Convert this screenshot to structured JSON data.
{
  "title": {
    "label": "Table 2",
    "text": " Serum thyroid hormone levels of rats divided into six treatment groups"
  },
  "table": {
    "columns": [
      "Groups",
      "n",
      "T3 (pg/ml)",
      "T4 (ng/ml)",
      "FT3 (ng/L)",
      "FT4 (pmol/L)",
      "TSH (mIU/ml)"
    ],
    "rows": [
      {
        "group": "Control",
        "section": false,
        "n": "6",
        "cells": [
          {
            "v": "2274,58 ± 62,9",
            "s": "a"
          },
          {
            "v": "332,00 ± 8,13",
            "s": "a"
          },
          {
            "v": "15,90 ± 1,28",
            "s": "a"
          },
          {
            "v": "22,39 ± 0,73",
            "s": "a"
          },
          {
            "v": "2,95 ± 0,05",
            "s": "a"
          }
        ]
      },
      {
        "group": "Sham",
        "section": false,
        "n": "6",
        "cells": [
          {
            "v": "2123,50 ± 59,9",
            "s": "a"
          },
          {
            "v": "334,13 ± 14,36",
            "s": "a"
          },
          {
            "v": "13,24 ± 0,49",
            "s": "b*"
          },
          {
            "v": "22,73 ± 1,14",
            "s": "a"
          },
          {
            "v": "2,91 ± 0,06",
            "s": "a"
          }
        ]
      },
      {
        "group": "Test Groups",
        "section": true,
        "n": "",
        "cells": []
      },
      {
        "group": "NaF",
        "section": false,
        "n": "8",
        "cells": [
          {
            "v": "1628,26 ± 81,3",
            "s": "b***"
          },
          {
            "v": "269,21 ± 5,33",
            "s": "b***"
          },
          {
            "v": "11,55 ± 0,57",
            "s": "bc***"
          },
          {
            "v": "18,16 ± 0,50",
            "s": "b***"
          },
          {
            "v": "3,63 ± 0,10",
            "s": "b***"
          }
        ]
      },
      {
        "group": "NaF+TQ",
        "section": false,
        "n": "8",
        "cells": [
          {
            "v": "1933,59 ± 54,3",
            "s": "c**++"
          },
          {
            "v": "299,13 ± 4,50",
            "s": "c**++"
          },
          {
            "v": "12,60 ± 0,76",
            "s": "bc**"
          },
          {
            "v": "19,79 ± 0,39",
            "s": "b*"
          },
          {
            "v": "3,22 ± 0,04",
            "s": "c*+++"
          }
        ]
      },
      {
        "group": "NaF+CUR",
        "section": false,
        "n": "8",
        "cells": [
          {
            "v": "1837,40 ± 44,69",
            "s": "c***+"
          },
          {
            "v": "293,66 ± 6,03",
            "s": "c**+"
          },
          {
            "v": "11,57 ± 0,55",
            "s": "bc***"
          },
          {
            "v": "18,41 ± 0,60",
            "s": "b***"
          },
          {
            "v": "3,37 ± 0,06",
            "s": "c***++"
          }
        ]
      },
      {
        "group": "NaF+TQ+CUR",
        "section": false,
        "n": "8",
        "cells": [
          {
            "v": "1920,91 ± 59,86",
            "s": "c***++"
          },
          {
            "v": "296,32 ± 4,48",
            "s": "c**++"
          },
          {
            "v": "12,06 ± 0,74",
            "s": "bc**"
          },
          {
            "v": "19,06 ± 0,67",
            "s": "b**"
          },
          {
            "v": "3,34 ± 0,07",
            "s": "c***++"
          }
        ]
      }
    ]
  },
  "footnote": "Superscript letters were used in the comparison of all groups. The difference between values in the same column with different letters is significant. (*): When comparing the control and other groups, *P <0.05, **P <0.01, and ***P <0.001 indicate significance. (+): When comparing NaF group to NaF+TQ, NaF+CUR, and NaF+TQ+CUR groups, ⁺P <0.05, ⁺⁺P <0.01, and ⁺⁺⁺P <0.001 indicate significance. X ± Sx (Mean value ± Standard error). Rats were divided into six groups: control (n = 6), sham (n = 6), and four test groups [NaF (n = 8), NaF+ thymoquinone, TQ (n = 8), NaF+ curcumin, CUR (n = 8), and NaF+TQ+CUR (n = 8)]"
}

##############################

* _Stated problem_: Each line of the material should be duplicated exactly, please.

* _Answer to this problem_:
Convert this screenshot to structured JSON data.
{
  "title": {
    "label": "Table 2",
    "text": " Serum thyroid hormone levels of rats divided into six treatment groups"
  },
  "table": {
    "columns": [
      "Groups",
      "n",
      "T3 (pg/ml)",
      "T4 (ng/ml)",
      "FT3 (ng/L)",
      "FT4 (pmol/L)",
      "TSH (mIU/ml)"
    ],
    "rows": [
      {
        "group": "Control",
        "section": false,
        "n": "6",
        "cells": [
          {
            "v": "2274,58 ± 62,9",
            "s": "a"
          },
          {
            "v": "332,00 ± 8,13",
            "s": "a"
          },
          {
            "v": "15,90 ± 1,28",
            "s": "a"
          },
          {
            "v": "22,39 ± 0,73",
            "s": "a"
          },
          {
            "v": "2,95 ± 0,05",
            "s": "a"
          }
        ]
      },
      {
        "group": "Sham",
        "section": false,
        "n": "6",
        "cells": [
          {
            "v": "2123,50 ± 59,9",
            "s": "a"
          },
          {
            "v": "334,13 ± 14,36",
            "s": "a"
          },
          {
            "v": "13,24 ± 0,49",
            "s": "b*"
          },
          {
            "v": "22,73 ± 1,14",
            "s": "a"
          },
          {
            "v": "2,91 ± 0,06",
            "s": "a"
          }
        ]
      },
      {
        "group": "Test Groups",
        "section": true,
        "n": "",
        "cells": []
      },
      {
        "group": "NaF",
        "section": false,
        "n": "8",
        "cells": [
          {
            "v": "1628,26 ± 81,3",
            "s": "b***"
          },
          {
            "v": "269,21 ± 5,33",
            "s": "b***"
          },
          {
            "v": "11,55 ± 0,57",
            "s": "bc***"
          },
          {
            "v": "18,16 ± 0,50",
            "s": "b***"
          },
          {
            "v": "3,63 ± 0,10",
            "s": "b***"
          }
        ]
      },
      {
        "group": "NaF+TQ",
        "section": false,
        "n": "8",
        "cells": [
          {
            "v": "1933,59 ± 54,3",
            "s": "c**++"
          },
          {
            "v": "299,13 ± 4,50",
            "s": "c**++"
          },
          {
            "v": "12,60 ± 0,76",
            "s": "bc**"
          },
          {
            "v": "19,79 ± 0,39",
            "s": "b*"
          },
          {
            "v": "3,22 ± 0,04",
            "s": "c*+++"
          }
        ]
      },
      {
        "group": "NaF+CUR",
        "section": false,
        "n": "8",
        "cells": [
          {
            "v": "1837,40 ± 44,69",
            "s": "c***+"
          },
          {
            "v": "293,66 ± 6,03",
            "s": "c**+"
          },
          {
            "v": "11,57 ± 0,55",
            "s": "bc***"
          },
          {
            "v": "18,41 ± 0,60",
            "s": "b***"
          },
          {
            "v": "3,37 ± 0,06",
            "s": "c***++"
          }
        ]
      },
      {
        "group": "NaF+TQ+CUR",
        "section": false,
        "n": "8",
        "cells": [
          {
            "v": "1920,91 ± 59,86",
            "s": "c***++"
          },
          {
            "v": "296,32 ± 4,48",
            "s": "c**++"
          },
          {
            "v": "12,06 ± 0,74",
            "s": "bc**"
          },
          {
            "v": "19,06 ± 0,67",
            "s": "b**"
          },
          {
            "v": "3,34 ± 0,07",
            "s": "c***++"
          }
        ]
      }
    ]
  },
  "footnote": "Superscript letters were used in the comparison of all groups. The difference between values in the same column with different letters is significant. (*): When comparing the control and other groups, *P <0.05, **P <0.01, and ***P <0.001 indicate significance. (+): When comparing NaF group to NaF+TQ, NaF+CUR, and NaF+TQ+CUR groups, ⁺P <0.05, ⁺⁺P <0.01, and ⁺⁺⁺P <0.001 indicate significance. X ± Sx (Mean value ± Standard error). Rats were divided into six groups: control (n = 6), sham (n = 6), and four test groups [NaF (n = 8), NaF+ thymoquinone, TQ (n = 8), NaF+ curcumin, CUR (n = 8), and NaF+TQ+CUR (n = 8)]"
}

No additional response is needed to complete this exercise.